Items from a dataset:
------------
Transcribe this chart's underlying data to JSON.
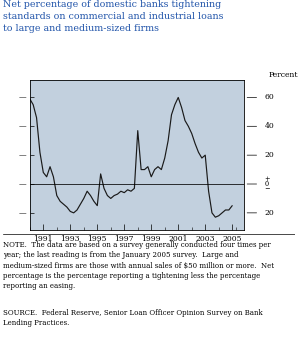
{
  "title": "Net percentage of domestic banks tightening\nstandards on commercial and industrial loans\nto large and medium-sized firms",
  "ylabel": "Percent",
  "bg_color": "#c2d0de",
  "line_color": "#1a1a1a",
  "title_color": "#2255aa",
  "xlim": [
    1990.0,
    2005.9
  ],
  "ylim": [
    -32,
    72
  ],
  "yticks": [
    -20,
    0,
    20,
    40,
    60
  ],
  "xticks": [
    1991,
    1993,
    1995,
    1997,
    1999,
    2001,
    2003,
    2005
  ],
  "minor_xticks": [
    1990,
    1991,
    1992,
    1993,
    1994,
    1995,
    1996,
    1997,
    1998,
    1999,
    2000,
    2001,
    2002,
    2003,
    2004,
    2005,
    2005.25
  ],
  "x": [
    1990.0,
    1990.25,
    1990.5,
    1990.75,
    1991.0,
    1991.25,
    1991.5,
    1991.75,
    1992.0,
    1992.25,
    1992.5,
    1992.75,
    1993.0,
    1993.25,
    1993.5,
    1993.75,
    1994.0,
    1994.25,
    1994.5,
    1994.75,
    1995.0,
    1995.25,
    1995.5,
    1995.75,
    1996.0,
    1996.25,
    1996.5,
    1996.75,
    1997.0,
    1997.25,
    1997.5,
    1997.75,
    1998.0,
    1998.25,
    1998.5,
    1998.75,
    1999.0,
    1999.25,
    1999.5,
    1999.75,
    2000.0,
    2000.25,
    2000.5,
    2000.75,
    2001.0,
    2001.25,
    2001.5,
    2001.75,
    2002.0,
    2002.25,
    2002.5,
    2002.75,
    2003.0,
    2003.25,
    2003.5,
    2003.75,
    2004.0,
    2004.25,
    2004.5,
    2004.75,
    2005.0
  ],
  "y": [
    59,
    55,
    46,
    22,
    8,
    5,
    12,
    5,
    -8,
    -12,
    -14,
    -16,
    -19,
    -20,
    -18,
    -14,
    -10,
    -5,
    -8,
    -12,
    -15,
    7,
    -3,
    -8,
    -10,
    -8,
    -7,
    -5,
    -6,
    -4,
    -5,
    -3,
    37,
    10,
    10,
    12,
    5,
    10,
    12,
    10,
    18,
    30,
    48,
    55,
    60,
    53,
    44,
    40,
    35,
    28,
    22,
    18,
    20,
    -5,
    -20,
    -23,
    -22,
    -20,
    -18,
    -18,
    -15
  ],
  "note_text": "NOTE.  The data are based on a survey generally conducted four times per\nyear; the last reading is from the January 2005 survey.  Large and\nmedium-sized firms are those with annual sales of $50 million or more.  Net\npercentage is the percentage reporting a tightening less the percentage\nreporting an easing.",
  "source_text": "SOURCE.  Federal Reserve, Senior Loan Officer Opinion Survey on Bank\nLending Practices."
}
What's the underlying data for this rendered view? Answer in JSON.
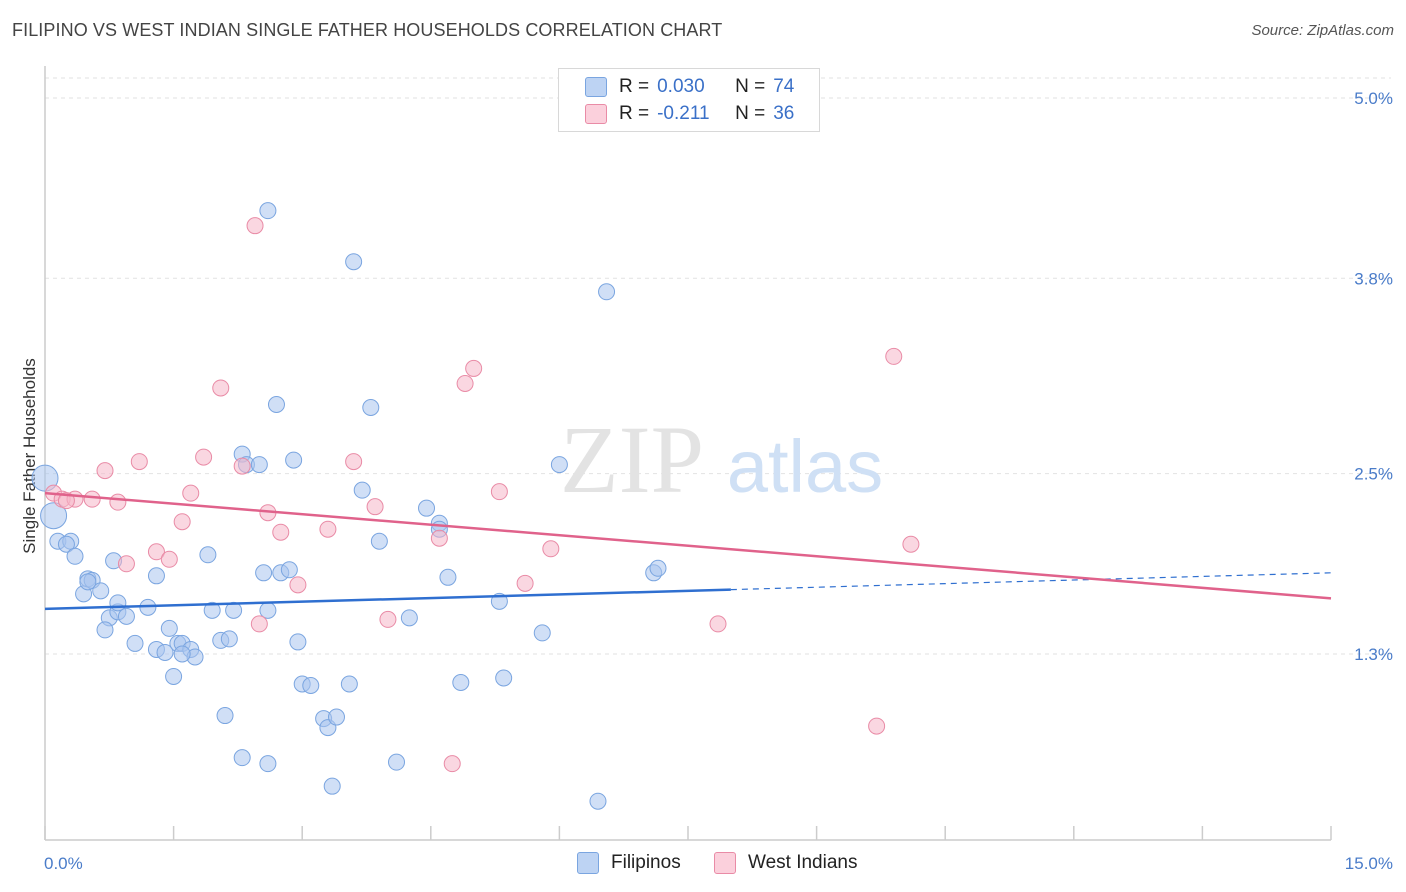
{
  "header": {
    "title": "FILIPINO VS WEST INDIAN SINGLE FATHER HOUSEHOLDS CORRELATION CHART",
    "source": "Source: ZipAtlas.com"
  },
  "watermark": {
    "zip": "ZIP",
    "atlas": "atlas"
  },
  "legend": {
    "rows": [
      {
        "r_label": "R =",
        "r_value": "0.030",
        "n_label": "N =",
        "n_value": "74",
        "color": "#a9c5ee"
      },
      {
        "r_label": "R =",
        "r_value": "-0.211",
        "n_label": "N =",
        "n_value": "36",
        "color": "#f6b6c8"
      }
    ]
  },
  "chart_data": {
    "type": "scatter",
    "xlabel": "",
    "ylabel": "Single Father Households",
    "xlim": [
      0,
      15
    ],
    "ylim": [
      0,
      5.2
    ],
    "x_tick_labels": [
      "0.0%",
      "15.0%"
    ],
    "y_ticks": [
      1.3,
      2.5,
      3.8,
      5.0
    ],
    "y_tick_labels": [
      "1.3%",
      "2.5%",
      "3.8%",
      "5.0%"
    ],
    "grid": "horizontal dashed",
    "series": [
      {
        "name": "Filipinos",
        "color": "#a9c5ee",
        "stroke": "#7aa5e0",
        "trend_color": "#2f6fd0",
        "trend": {
          "x0": 0,
          "y0": 1.6,
          "x1": 15,
          "y1": 1.84,
          "solid_until": 8
        },
        "points": [
          [
            0.0,
            2.47
          ],
          [
            0.1,
            2.22
          ],
          [
            0.15,
            2.05
          ],
          [
            0.3,
            2.05
          ],
          [
            0.25,
            2.03
          ],
          [
            0.35,
            1.95
          ],
          [
            0.45,
            1.7
          ],
          [
            0.5,
            1.8
          ],
          [
            0.55,
            1.79
          ],
          [
            0.65,
            1.72
          ],
          [
            0.8,
            1.92
          ],
          [
            0.75,
            1.54
          ],
          [
            0.85,
            1.58
          ],
          [
            0.95,
            1.55
          ],
          [
            0.7,
            1.46
          ],
          [
            1.05,
            1.37
          ],
          [
            1.2,
            1.61
          ],
          [
            1.3,
            1.33
          ],
          [
            1.4,
            1.31
          ],
          [
            1.45,
            1.47
          ],
          [
            1.55,
            1.37
          ],
          [
            1.6,
            1.37
          ],
          [
            1.7,
            1.33
          ],
          [
            1.75,
            1.28
          ],
          [
            1.3,
            1.82
          ],
          [
            1.9,
            1.96
          ],
          [
            1.95,
            1.59
          ],
          [
            2.05,
            1.39
          ],
          [
            2.15,
            1.4
          ],
          [
            2.2,
            1.59
          ],
          [
            2.3,
            2.63
          ],
          [
            2.35,
            2.56
          ],
          [
            2.55,
            1.84
          ],
          [
            2.6,
            1.59
          ],
          [
            2.75,
            1.84
          ],
          [
            2.85,
            1.86
          ],
          [
            2.6,
            4.25
          ],
          [
            2.7,
            2.96
          ],
          [
            2.9,
            2.59
          ],
          [
            2.95,
            1.38
          ],
          [
            3.0,
            1.1
          ],
          [
            3.1,
            1.09
          ],
          [
            3.25,
            0.87
          ],
          [
            3.3,
            0.81
          ],
          [
            3.4,
            0.88
          ],
          [
            3.55,
            1.1
          ],
          [
            3.6,
            3.91
          ],
          [
            3.7,
            2.39
          ],
          [
            3.8,
            2.94
          ],
          [
            3.9,
            2.05
          ],
          [
            4.1,
            0.58
          ],
          [
            4.25,
            1.54
          ],
          [
            4.45,
            2.27
          ],
          [
            4.6,
            2.17
          ],
          [
            4.6,
            2.13
          ],
          [
            4.7,
            1.81
          ],
          [
            4.85,
            1.11
          ],
          [
            5.3,
            1.65
          ],
          [
            5.35,
            1.14
          ],
          [
            5.8,
            1.44
          ],
          [
            6.0,
            2.56
          ],
          [
            6.45,
            0.32
          ],
          [
            6.55,
            3.71
          ],
          [
            7.1,
            1.84
          ],
          [
            7.15,
            1.87
          ],
          [
            2.1,
            0.89
          ],
          [
            2.3,
            0.61
          ],
          [
            2.6,
            0.57
          ],
          [
            3.35,
            0.42
          ],
          [
            1.5,
            1.15
          ],
          [
            1.6,
            1.3
          ],
          [
            0.5,
            1.78
          ],
          [
            2.5,
            2.56
          ],
          [
            0.85,
            1.64
          ]
        ]
      },
      {
        "name": "West Indians",
        "color": "#f6b6c8",
        "stroke": "#e98ba6",
        "trend_color": "#e0628b",
        "trend": {
          "x0": 0,
          "y0": 2.37,
          "x1": 15,
          "y1": 1.67
        },
        "points": [
          [
            0.1,
            2.37
          ],
          [
            0.2,
            2.33
          ],
          [
            0.35,
            2.33
          ],
          [
            0.55,
            2.33
          ],
          [
            0.7,
            2.52
          ],
          [
            0.85,
            2.31
          ],
          [
            0.95,
            1.9
          ],
          [
            1.1,
            2.58
          ],
          [
            1.3,
            1.98
          ],
          [
            1.45,
            1.93
          ],
          [
            1.6,
            2.18
          ],
          [
            1.7,
            2.37
          ],
          [
            1.85,
            2.61
          ],
          [
            2.05,
            3.07
          ],
          [
            2.3,
            2.55
          ],
          [
            2.45,
            4.15
          ],
          [
            2.5,
            1.5
          ],
          [
            2.6,
            2.24
          ],
          [
            2.75,
            2.11
          ],
          [
            2.95,
            1.76
          ],
          [
            3.3,
            2.13
          ],
          [
            3.6,
            2.58
          ],
          [
            3.85,
            2.28
          ],
          [
            4.0,
            1.53
          ],
          [
            4.6,
            2.07
          ],
          [
            4.75,
            0.57
          ],
          [
            4.9,
            3.1
          ],
          [
            5.0,
            3.2
          ],
          [
            5.3,
            2.38
          ],
          [
            5.6,
            1.77
          ],
          [
            5.9,
            2.0
          ],
          [
            7.85,
            1.5
          ],
          [
            9.7,
            0.82
          ],
          [
            9.9,
            3.28
          ],
          [
            10.1,
            2.03
          ],
          [
            0.25,
            2.32
          ]
        ]
      }
    ]
  },
  "bottom_legend": {
    "items": [
      "Filipinos",
      "West Indians"
    ]
  }
}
------------
Work to do
Above is a listing; report how many of its lines include the word "percentage", giving the number only.

Complete output
2